═══ Excerpted data ═══

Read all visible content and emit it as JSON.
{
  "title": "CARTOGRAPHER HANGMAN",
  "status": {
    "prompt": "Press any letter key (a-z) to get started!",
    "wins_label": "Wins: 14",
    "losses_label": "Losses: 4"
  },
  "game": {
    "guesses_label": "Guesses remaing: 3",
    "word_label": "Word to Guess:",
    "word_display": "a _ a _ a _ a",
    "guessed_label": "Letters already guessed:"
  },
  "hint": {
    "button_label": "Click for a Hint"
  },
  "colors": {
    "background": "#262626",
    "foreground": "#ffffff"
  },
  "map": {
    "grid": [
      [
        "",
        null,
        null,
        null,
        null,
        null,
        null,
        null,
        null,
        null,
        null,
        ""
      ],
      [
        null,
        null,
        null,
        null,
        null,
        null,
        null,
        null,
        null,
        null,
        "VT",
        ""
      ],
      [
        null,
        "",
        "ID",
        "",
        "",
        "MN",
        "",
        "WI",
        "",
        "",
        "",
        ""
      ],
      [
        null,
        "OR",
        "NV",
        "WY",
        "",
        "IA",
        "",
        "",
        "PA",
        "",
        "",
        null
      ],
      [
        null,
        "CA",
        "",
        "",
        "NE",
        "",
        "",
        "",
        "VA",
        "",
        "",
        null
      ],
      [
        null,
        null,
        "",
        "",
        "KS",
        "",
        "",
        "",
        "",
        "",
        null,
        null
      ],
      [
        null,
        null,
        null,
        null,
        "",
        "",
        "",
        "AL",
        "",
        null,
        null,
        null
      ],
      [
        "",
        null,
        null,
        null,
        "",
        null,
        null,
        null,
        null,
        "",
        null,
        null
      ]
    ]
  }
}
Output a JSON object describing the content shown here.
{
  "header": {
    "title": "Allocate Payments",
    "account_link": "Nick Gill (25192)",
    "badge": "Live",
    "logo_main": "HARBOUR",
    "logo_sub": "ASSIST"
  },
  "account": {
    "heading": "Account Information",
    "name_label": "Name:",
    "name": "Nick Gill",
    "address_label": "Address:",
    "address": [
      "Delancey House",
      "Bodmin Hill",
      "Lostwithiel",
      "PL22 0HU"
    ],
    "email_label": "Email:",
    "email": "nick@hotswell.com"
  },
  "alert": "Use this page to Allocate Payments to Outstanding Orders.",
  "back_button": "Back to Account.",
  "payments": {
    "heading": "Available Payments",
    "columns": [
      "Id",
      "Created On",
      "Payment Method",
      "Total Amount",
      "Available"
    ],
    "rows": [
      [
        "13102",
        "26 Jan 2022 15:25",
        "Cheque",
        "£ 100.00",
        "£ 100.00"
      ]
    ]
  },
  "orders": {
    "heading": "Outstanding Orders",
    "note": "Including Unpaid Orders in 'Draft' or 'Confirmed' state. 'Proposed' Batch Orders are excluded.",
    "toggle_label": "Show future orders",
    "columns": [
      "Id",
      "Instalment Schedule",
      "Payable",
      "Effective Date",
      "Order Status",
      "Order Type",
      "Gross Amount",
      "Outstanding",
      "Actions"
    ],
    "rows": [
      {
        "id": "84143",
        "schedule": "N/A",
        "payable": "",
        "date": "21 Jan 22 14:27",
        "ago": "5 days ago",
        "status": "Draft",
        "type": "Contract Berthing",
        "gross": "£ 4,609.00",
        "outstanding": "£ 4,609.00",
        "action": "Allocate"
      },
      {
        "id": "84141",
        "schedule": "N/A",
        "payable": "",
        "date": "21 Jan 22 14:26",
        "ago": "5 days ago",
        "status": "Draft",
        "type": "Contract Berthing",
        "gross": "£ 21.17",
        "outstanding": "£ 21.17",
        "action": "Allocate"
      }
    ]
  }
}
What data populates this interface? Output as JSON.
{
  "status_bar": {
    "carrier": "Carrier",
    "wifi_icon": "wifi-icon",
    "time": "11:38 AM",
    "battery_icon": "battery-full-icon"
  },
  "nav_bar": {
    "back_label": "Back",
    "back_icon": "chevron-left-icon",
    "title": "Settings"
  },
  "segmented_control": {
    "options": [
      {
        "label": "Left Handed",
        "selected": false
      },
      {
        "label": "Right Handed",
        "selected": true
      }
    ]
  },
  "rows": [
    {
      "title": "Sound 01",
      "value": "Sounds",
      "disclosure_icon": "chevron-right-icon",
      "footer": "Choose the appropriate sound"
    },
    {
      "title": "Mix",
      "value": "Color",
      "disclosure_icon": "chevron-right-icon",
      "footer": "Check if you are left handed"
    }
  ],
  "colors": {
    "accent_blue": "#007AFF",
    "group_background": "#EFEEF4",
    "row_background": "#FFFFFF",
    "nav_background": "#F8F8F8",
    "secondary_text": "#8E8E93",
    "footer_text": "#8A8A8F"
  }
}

═══

Extract every line above exactly as it stands.

_Full solution_.
Read all visible content and emit it as JSON.
{
  "title": "CARTOGRAPHER HANGMAN",
  "status": {
    "prompt": "Press any letter key (a-z) to get started!",
    "wins_label": "Wins: 14",
    "losses_label": "Losses: 4"
  },
  "game": {
    "guesses_label": "Guesses remaing: 3",
    "word_label": "Word to Guess:",
    "word_display": "a _ a _ a _ a",
    "guessed_label": "Letters already guessed:"
  },
  "hint": {
    "button_label": "Click for a Hint"
  },
  "colors": {
    "background": "#262626",
    "foreground": "#ffffff"
  },
  "map": {
    "grid": [
      [
        "",
        null,
        null,
        null,
        null,
        null,
        null,
        null,
        null,
        null,
        null,
        ""
      ],
      [
        null,
        null,
        null,
        null,
        null,
        null,
        null,
        null,
        null,
        null,
        "VT",
        ""
      ],
      [
        null,
        "",
        "ID",
        "",
        "",
        "MN",
        "",
        "WI",
        "",
        "",
        "",
        ""
      ],
      [
        null,
        "OR",
        "NV",
        "WY",
        "",
        "IA",
        "",
        "",
        "PA",
        "",
        "",
        null
      ],
      [
        null,
        "CA",
        "",
        "",
        "NE",
        "",
        "",
        "",
        "VA",
        "",
        "",
        null
      ],
      [
        null,
        null,
        "",
        "",
        "KS",
        "",
        "",
        "",
        "",
        "",
        null,
        null
      ],
      [
        null,
        null,
        null,
        null,
        "",
        "",
        "",
        "AL",
        "",
        null,
        null,
        null
      ],
      [
        "",
        null,
        null,
        null,
        "",
        null,
        null,
        null,
        null,
        "",
        null,
        null
      ]
    ]
  }
}
Output a JSON object describing the content shown here.
{
  "header": {
    "title": "Allocate Payments",
    "account_link": "Nick Gill (25192)",
    "badge": "Live",
    "logo_main": "HARBOUR",
    "logo_sub": "ASSIST"
  },
  "account": {
    "heading": "Account Information",
    "name_label": "Name:",
    "name": "Nick Gill",
    "address_label": "Address:",
    "address": [
      "Delancey House",
      "Bodmin Hill",
      "Lostwithiel",
      "PL22 0HU"
    ],
    "email_label": "Email:",
    "email": "nick@hotswell.com"
  },
  "alert": "Use this page to Allocate Payments to Outstanding Orders.",
  "back_button": "Back to Account.",
  "payments": {
    "heading": "Available Payments",
    "columns": [
      "Id",
      "Created On",
      "Payment Method",
      "Total Amount",
      "Available"
    ],
    "rows": [
      [
        "13102",
        "26 Jan 2022 15:25",
        "Cheque",
        "£ 100.00",
        "£ 100.00"
      ]
    ]
  },
  "orders": {
    "heading": "Outstanding Orders",
    "note": "Including Unpaid Orders in 'Draft' or 'Confirmed' state. 'Proposed' Batch Orders are excluded.",
    "toggle_label": "Show future orders",
    "columns": [
      "Id",
      "Instalment Schedule",
      "Payable",
      "Effective Date",
      "Order Status",
      "Order Type",
      "Gross Amount",
      "Outstanding",
      "Actions"
    ],
    "rows": [
      {
        "id": "84143",
        "schedule": "N/A",
        "payable": "",
        "date": "21 Jan 22 14:27",
        "ago": "5 days ago",
        "status": "Draft",
        "type": "Contract Berthing",
        "gross": "£ 4,609.00",
        "outstanding": "£ 4,609.00",
        "action": "Allocate"
      },
      {
        "id": "84141",
        "schedule": "N/A",
        "payable": "",
        "date": "21 Jan 22 14:26",
        "ago": "5 days ago",
        "status": "Draft",
        "type": "Contract Berthing",
        "gross": "£ 21.17",
        "outstanding": "£ 21.17",
        "action": "Allocate"
      }
    ]
  }
}
What data populates this interface? Output as JSON.
{
  "status_bar": {
    "carrier": "Carrier",
    "wifi_icon": "wifi-icon",
    "time": "11:38 AM",
    "battery_icon": "battery-full-icon"
  },
  "nav_bar": {
    "back_label": "Back",
    "back_icon": "chevron-left-icon",
    "title": "Settings"
  },
  "segmented_control": {
    "options": [
      {
        "label": "Left Handed",
        "selected": false
      },
      {
        "label": "Right Handed",
        "selected": true
      }
    ]
  },
  "rows": [
    {
      "title": "Sound 01",
      "value": "Sounds",
      "disclosure_icon": "chevron-right-icon",
      "footer": "Choose the appropriate sound"
    },
    {
      "title": "Mix",
      "value": "Color",
      "disclosure_icon": "chevron-right-icon",
      "footer": "Check if you are left handed"
    }
  ],
  "colors": {
    "accent_blue": "#007AFF",
    "group_background": "#EFEEF4",
    "row_background": "#FFFFFF",
    "nav_background": "#F8F8F8",
    "secondary_text": "#8E8E93",
    "footer_text": "#8A8A8F"
  }
}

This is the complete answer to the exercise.